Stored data
_ _ _ _ _
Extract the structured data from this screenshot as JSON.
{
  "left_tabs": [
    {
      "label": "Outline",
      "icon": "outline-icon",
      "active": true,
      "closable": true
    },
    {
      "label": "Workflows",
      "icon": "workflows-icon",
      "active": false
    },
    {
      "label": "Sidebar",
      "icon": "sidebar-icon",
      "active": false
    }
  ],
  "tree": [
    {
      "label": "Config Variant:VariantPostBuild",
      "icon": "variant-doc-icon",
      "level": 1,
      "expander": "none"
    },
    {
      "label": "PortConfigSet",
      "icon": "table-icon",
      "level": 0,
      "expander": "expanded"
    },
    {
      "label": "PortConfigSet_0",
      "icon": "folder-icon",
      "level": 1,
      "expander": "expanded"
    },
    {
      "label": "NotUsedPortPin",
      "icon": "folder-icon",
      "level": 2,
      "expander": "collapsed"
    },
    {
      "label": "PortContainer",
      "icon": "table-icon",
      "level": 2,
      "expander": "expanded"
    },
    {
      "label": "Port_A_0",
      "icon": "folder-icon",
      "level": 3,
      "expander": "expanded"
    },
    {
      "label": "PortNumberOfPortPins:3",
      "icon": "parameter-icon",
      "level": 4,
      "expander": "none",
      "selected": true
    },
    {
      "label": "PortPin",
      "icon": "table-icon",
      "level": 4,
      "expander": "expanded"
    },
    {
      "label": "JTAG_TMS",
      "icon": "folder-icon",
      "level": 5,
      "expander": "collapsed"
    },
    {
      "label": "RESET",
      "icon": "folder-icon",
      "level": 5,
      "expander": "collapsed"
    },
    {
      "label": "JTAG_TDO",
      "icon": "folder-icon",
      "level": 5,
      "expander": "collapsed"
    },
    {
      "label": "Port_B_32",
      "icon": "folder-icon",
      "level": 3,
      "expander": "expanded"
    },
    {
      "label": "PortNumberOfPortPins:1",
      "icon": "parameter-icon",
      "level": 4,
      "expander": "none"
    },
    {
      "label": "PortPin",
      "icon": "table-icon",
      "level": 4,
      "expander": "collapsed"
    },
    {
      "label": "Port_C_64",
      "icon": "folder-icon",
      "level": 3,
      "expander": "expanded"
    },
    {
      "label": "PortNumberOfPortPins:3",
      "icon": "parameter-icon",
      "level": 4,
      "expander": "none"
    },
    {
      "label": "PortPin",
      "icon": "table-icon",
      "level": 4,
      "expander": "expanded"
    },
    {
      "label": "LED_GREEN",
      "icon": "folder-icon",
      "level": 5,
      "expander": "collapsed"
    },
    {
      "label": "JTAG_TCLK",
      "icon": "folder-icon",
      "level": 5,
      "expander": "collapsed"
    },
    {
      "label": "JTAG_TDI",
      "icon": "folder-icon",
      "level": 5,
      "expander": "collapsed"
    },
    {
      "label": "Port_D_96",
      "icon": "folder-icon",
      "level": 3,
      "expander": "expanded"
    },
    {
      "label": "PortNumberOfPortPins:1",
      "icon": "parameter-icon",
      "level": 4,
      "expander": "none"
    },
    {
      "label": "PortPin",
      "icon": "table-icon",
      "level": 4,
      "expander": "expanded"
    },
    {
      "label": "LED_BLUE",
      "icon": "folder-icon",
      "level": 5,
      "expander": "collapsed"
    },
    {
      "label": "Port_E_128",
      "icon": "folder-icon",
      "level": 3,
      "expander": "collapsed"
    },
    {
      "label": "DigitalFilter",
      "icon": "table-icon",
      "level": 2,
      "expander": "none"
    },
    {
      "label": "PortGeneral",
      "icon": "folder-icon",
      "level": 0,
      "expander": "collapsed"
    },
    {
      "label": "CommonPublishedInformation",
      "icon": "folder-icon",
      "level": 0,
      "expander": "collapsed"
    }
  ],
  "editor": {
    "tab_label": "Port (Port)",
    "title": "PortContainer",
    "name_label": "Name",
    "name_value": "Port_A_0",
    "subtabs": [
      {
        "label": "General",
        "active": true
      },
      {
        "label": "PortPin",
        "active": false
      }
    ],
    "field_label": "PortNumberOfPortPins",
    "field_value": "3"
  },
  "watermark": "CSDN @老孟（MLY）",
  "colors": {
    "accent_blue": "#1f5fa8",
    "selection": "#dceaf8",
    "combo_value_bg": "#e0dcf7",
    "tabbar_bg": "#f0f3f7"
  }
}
_ _ _ _ _
_Objective:_ Go through the records above and copy every line with the word "active".

_In response:_
      "active": true,
      "active": false
      "active": false
        "active": true
        "active": false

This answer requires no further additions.